* **Data for this exercise**
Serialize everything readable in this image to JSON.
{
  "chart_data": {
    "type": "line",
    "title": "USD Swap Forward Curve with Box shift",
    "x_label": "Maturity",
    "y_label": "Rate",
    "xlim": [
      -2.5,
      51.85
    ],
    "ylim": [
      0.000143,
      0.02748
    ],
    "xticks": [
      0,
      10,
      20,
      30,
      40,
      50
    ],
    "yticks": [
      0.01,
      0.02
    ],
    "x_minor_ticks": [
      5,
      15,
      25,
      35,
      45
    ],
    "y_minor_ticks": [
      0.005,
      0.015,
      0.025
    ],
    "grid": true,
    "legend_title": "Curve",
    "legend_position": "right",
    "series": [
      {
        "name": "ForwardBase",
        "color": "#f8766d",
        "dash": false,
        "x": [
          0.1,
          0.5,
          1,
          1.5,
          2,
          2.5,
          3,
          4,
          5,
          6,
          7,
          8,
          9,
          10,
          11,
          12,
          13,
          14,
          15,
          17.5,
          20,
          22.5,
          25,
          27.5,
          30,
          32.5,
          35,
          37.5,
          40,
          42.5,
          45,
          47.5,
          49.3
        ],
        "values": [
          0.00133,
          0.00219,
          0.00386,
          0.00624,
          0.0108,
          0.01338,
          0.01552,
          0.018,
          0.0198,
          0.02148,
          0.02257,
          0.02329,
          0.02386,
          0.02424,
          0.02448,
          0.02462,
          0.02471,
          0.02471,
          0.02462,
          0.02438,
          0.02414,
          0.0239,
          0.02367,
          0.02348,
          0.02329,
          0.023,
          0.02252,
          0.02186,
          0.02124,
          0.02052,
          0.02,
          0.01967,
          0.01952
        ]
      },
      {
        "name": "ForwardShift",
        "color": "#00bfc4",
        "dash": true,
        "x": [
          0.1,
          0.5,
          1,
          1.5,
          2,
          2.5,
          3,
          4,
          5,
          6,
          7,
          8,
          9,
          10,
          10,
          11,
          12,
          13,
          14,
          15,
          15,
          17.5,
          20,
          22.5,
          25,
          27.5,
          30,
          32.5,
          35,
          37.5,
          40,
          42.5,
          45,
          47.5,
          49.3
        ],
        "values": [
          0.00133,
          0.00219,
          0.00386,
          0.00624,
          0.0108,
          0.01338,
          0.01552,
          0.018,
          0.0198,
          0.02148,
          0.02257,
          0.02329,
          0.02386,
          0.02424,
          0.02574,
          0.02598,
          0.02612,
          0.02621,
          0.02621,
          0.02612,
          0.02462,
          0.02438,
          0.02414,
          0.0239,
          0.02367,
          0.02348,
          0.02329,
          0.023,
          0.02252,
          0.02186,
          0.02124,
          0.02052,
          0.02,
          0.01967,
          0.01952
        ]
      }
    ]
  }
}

* **Required task**
Output the records above in their entirety, exactly.

* **Result for this exercise**
Serialize everything readable in this image to JSON.
{
  "chart_data": {
    "type": "line",
    "title": "USD Swap Forward Curve with Box shift",
    "x_label": "Maturity",
    "y_label": "Rate",
    "xlim": [
      -2.5,
      51.85
    ],
    "ylim": [
      0.000143,
      0.02748
    ],
    "xticks": [
      0,
      10,
      20,
      30,
      40,
      50
    ],
    "yticks": [
      0.01,
      0.02
    ],
    "x_minor_ticks": [
      5,
      15,
      25,
      35,
      45
    ],
    "y_minor_ticks": [
      0.005,
      0.015,
      0.025
    ],
    "grid": true,
    "legend_title": "Curve",
    "legend_position": "right",
    "series": [
      {
        "name": "ForwardBase",
        "color": "#f8766d",
        "dash": false,
        "x": [
          0.1,
          0.5,
          1,
          1.5,
          2,
          2.5,
          3,
          4,
          5,
          6,
          7,
          8,
          9,
          10,
          11,
          12,
          13,
          14,
          15,
          17.5,
          20,
          22.5,
          25,
          27.5,
          30,
          32.5,
          35,
          37.5,
          40,
          42.5,
          45,
          47.5,
          49.3
        ],
        "values": [
          0.00133,
          0.00219,
          0.00386,
          0.00624,
          0.0108,
          0.01338,
          0.01552,
          0.018,
          0.0198,
          0.02148,
          0.02257,
          0.02329,
          0.02386,
          0.02424,
          0.02448,
          0.02462,
          0.02471,
          0.02471,
          0.02462,
          0.02438,
          0.02414,
          0.0239,
          0.02367,
          0.02348,
          0.02329,
          0.023,
          0.02252,
          0.02186,
          0.02124,
          0.02052,
          0.02,
          0.01967,
          0.01952
        ]
      },
      {
        "name": "ForwardShift",
        "color": "#00bfc4",
        "dash": true,
        "x": [
          0.1,
          0.5,
          1,
          1.5,
          2,
          2.5,
          3,
          4,
          5,
          6,
          7,
          8,
          9,
          10,
          10,
          11,
          12,
          13,
          14,
          15,
          15,
          17.5,
          20,
          22.5,
          25,
          27.5,
          30,
          32.5,
          35,
          37.5,
          40,
          42.5,
          45,
          47.5,
          49.3
        ],
        "values": [
          0.00133,
          0.00219,
          0.00386,
          0.00624,
          0.0108,
          0.01338,
          0.01552,
          0.018,
          0.0198,
          0.02148,
          0.02257,
          0.02329,
          0.02386,
          0.02424,
          0.02574,
          0.02598,
          0.02612,
          0.02621,
          0.02621,
          0.02612,
          0.02462,
          0.02438,
          0.02414,
          0.0239,
          0.02367,
          0.02348,
          0.02329,
          0.023,
          0.02252,
          0.02186,
          0.02124,
          0.02052,
          0.02,
          0.01967,
          0.01952
        ]
      }
    ]
  }
}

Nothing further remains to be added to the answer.